> [Written task] Your task is to reproduce the material exactly.

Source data
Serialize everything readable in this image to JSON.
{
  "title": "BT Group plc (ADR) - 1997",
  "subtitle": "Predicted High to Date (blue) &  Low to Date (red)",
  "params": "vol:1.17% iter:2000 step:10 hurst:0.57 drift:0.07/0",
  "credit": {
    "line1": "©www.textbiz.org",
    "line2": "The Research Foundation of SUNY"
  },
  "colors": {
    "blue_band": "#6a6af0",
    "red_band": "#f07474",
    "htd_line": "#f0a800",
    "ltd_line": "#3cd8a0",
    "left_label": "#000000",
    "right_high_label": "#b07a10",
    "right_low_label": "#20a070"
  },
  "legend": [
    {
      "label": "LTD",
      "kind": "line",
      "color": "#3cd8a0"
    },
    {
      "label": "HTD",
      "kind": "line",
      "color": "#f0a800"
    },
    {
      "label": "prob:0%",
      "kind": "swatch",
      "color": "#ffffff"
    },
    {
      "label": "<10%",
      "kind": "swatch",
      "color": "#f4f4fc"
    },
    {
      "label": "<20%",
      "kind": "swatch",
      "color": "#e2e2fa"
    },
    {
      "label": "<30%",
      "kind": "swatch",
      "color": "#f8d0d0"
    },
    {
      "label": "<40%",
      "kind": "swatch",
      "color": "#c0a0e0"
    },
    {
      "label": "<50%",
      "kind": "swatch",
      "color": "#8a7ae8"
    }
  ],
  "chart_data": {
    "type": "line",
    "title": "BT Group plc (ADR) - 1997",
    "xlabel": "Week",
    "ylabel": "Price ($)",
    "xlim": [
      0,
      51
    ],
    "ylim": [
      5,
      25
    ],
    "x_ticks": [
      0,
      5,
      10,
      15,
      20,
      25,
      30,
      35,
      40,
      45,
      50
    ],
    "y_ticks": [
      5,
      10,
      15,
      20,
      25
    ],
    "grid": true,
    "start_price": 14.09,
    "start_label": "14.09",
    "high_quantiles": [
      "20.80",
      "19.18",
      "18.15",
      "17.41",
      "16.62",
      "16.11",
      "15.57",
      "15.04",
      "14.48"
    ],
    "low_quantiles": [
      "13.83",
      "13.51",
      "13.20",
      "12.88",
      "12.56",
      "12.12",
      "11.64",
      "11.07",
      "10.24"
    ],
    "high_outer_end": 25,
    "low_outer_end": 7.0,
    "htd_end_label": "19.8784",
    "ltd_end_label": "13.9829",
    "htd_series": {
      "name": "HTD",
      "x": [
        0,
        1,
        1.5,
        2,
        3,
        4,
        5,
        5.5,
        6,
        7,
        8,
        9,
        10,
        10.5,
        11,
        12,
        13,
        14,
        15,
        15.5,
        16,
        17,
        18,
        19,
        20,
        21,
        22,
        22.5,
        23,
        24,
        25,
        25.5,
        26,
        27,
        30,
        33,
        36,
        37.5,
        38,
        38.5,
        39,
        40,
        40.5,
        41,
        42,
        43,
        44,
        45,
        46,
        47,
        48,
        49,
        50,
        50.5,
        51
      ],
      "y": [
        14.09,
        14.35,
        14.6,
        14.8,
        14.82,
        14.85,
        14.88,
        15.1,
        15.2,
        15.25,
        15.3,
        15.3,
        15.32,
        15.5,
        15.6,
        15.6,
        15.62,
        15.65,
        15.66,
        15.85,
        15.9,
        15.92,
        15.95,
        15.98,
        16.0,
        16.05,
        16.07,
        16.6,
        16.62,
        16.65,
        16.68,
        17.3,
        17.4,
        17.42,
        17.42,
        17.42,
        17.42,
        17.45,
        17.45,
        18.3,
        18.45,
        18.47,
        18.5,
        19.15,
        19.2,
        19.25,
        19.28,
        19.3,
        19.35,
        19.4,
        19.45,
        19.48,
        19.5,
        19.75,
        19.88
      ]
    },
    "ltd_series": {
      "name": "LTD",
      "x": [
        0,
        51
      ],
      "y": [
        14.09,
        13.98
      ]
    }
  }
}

> [Finished task]
Serialize everything readable in this image to JSON.
{
  "title": "BT Group plc (ADR) - 1997",
  "subtitle": "Predicted High to Date (blue) &  Low to Date (red)",
  "params": "vol:1.17% iter:2000 step:10 hurst:0.57 drift:0.07/0",
  "credit": {
    "line1": "©www.textbiz.org",
    "line2": "The Research Foundation of SUNY"
  },
  "colors": {
    "blue_band": "#6a6af0",
    "red_band": "#f07474",
    "htd_line": "#f0a800",
    "ltd_line": "#3cd8a0",
    "left_label": "#000000",
    "right_high_label": "#b07a10",
    "right_low_label": "#20a070"
  },
  "legend": [
    {
      "label": "LTD",
      "kind": "line",
      "color": "#3cd8a0"
    },
    {
      "label": "HTD",
      "kind": "line",
      "color": "#f0a800"
    },
    {
      "label": "prob:0%",
      "kind": "swatch",
      "color": "#ffffff"
    },
    {
      "label": "<10%",
      "kind": "swatch",
      "color": "#f4f4fc"
    },
    {
      "label": "<20%",
      "kind": "swatch",
      "color": "#e2e2fa"
    },
    {
      "label": "<30%",
      "kind": "swatch",
      "color": "#f8d0d0"
    },
    {
      "label": "<40%",
      "kind": "swatch",
      "color": "#c0a0e0"
    },
    {
      "label": "<50%",
      "kind": "swatch",
      "color": "#8a7ae8"
    }
  ],
  "chart_data": {
    "type": "line",
    "title": "BT Group plc (ADR) - 1997",
    "xlabel": "Week",
    "ylabel": "Price ($)",
    "xlim": [
      0,
      51
    ],
    "ylim": [
      5,
      25
    ],
    "x_ticks": [
      0,
      5,
      10,
      15,
      20,
      25,
      30,
      35,
      40,
      45,
      50
    ],
    "y_ticks": [
      5,
      10,
      15,
      20,
      25
    ],
    "grid": true,
    "start_price": 14.09,
    "start_label": "14.09",
    "high_quantiles": [
      "20.80",
      "19.18",
      "18.15",
      "17.41",
      "16.62",
      "16.11",
      "15.57",
      "15.04",
      "14.48"
    ],
    "low_quantiles": [
      "13.83",
      "13.51",
      "13.20",
      "12.88",
      "12.56",
      "12.12",
      "11.64",
      "11.07",
      "10.24"
    ],
    "high_outer_end": 25,
    "low_outer_end": 7.0,
    "htd_end_label": "19.8784",
    "ltd_end_label": "13.9829",
    "htd_series": {
      "name": "HTD",
      "x": [
        0,
        1,
        1.5,
        2,
        3,
        4,
        5,
        5.5,
        6,
        7,
        8,
        9,
        10,
        10.5,
        11,
        12,
        13,
        14,
        15,
        15.5,
        16,
        17,
        18,
        19,
        20,
        21,
        22,
        22.5,
        23,
        24,
        25,
        25.5,
        26,
        27,
        30,
        33,
        36,
        37.5,
        38,
        38.5,
        39,
        40,
        40.5,
        41,
        42,
        43,
        44,
        45,
        46,
        47,
        48,
        49,
        50,
        50.5,
        51
      ],
      "y": [
        14.09,
        14.35,
        14.6,
        14.8,
        14.82,
        14.85,
        14.88,
        15.1,
        15.2,
        15.25,
        15.3,
        15.3,
        15.32,
        15.5,
        15.6,
        15.6,
        15.62,
        15.65,
        15.66,
        15.85,
        15.9,
        15.92,
        15.95,
        15.98,
        16.0,
        16.05,
        16.07,
        16.6,
        16.62,
        16.65,
        16.68,
        17.3,
        17.4,
        17.42,
        17.42,
        17.42,
        17.42,
        17.45,
        17.45,
        18.3,
        18.45,
        18.47,
        18.5,
        19.15,
        19.2,
        19.25,
        19.28,
        19.3,
        19.35,
        19.4,
        19.45,
        19.48,
        19.5,
        19.75,
        19.88
      ]
    },
    "ltd_series": {
      "name": "LTD",
      "x": [
        0,
        51
      ],
      "y": [
        14.09,
        13.98
      ]
    }
  }
}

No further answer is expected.